What you should do =>
Tally the lines in the listing below that include "Output". Answer with the count and nothing more.

(Collected data entries)
= = = = =
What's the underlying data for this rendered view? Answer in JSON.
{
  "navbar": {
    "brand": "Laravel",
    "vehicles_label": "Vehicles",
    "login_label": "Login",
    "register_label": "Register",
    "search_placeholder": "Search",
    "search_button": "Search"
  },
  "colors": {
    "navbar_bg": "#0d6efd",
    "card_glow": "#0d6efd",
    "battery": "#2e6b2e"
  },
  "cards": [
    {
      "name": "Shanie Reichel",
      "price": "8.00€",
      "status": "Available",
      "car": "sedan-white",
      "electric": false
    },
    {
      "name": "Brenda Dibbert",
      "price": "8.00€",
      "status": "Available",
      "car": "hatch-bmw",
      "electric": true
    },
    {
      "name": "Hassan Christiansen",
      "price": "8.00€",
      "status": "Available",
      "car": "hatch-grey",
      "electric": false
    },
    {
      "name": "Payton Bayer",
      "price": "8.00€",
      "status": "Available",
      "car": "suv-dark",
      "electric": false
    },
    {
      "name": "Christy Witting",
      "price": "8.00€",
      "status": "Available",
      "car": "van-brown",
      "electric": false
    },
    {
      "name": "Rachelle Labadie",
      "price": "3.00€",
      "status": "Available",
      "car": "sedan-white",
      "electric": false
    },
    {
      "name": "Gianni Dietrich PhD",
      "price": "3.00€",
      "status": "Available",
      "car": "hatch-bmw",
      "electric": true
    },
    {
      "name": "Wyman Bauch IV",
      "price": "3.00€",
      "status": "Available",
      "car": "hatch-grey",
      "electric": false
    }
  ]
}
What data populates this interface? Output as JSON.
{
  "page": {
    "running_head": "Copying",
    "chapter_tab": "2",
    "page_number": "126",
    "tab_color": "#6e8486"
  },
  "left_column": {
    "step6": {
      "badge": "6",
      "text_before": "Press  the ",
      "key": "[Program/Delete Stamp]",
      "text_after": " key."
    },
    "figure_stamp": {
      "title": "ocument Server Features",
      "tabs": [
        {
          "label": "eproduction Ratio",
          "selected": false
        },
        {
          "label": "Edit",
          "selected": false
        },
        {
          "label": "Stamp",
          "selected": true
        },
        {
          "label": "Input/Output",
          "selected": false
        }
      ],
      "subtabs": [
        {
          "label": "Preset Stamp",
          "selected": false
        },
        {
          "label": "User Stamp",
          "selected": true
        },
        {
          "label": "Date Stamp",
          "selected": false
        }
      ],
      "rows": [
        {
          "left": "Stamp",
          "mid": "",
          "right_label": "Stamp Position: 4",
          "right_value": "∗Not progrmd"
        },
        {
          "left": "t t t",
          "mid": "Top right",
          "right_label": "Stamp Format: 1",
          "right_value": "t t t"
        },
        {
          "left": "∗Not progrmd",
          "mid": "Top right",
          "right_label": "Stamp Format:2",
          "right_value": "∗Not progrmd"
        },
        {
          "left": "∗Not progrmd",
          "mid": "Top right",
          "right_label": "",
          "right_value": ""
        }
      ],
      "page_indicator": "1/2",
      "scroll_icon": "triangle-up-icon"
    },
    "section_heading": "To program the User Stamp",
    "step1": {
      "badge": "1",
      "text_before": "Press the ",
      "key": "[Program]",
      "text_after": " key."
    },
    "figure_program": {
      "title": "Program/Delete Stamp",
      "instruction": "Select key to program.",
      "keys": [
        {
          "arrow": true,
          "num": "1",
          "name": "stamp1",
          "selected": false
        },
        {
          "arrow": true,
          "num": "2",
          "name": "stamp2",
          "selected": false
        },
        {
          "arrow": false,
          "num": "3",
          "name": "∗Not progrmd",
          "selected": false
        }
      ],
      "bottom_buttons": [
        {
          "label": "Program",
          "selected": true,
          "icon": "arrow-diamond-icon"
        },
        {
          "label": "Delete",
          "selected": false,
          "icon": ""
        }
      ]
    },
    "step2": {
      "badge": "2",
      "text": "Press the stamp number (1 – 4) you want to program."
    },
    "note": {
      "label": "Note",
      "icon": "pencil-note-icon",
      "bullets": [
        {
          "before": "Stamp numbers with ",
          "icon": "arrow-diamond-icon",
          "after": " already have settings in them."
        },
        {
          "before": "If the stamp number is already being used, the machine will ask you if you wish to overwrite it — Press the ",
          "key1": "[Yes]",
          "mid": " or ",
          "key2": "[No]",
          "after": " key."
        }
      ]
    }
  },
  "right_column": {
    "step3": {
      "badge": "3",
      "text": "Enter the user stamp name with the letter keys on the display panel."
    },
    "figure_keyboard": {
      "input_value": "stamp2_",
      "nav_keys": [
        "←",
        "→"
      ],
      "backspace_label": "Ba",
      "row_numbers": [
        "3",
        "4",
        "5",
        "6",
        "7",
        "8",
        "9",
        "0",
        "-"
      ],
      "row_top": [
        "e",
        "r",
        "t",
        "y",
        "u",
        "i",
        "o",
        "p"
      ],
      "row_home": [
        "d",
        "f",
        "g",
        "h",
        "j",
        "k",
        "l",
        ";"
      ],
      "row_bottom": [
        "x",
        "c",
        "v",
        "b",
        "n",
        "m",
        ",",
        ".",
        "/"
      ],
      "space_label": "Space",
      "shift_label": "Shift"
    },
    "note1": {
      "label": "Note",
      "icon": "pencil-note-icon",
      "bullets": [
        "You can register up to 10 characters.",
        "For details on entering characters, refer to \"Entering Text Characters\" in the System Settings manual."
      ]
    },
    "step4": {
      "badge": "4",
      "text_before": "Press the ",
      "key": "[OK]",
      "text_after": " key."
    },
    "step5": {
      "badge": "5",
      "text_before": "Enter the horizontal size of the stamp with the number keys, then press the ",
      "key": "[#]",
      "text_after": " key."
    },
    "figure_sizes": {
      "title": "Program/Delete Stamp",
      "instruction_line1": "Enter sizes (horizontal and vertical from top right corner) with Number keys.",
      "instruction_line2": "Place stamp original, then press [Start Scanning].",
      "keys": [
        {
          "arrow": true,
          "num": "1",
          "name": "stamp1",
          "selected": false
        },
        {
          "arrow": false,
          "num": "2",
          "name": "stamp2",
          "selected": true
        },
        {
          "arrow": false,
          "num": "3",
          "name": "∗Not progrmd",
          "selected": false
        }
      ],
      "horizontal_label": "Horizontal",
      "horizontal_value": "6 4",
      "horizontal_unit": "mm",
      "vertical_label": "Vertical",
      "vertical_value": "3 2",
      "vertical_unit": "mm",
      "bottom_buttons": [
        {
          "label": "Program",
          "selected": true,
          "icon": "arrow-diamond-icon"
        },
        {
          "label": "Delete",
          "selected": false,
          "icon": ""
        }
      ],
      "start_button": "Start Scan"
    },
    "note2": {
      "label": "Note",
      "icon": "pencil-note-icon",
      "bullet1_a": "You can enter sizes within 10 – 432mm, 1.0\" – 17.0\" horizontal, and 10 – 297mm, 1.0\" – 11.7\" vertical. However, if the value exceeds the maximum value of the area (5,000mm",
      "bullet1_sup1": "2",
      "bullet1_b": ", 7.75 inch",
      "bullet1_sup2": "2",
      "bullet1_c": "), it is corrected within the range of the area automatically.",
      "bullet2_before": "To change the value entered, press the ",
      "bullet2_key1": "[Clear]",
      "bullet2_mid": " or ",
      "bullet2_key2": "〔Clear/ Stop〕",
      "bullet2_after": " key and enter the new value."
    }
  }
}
= = = = =
Exercise response =>
2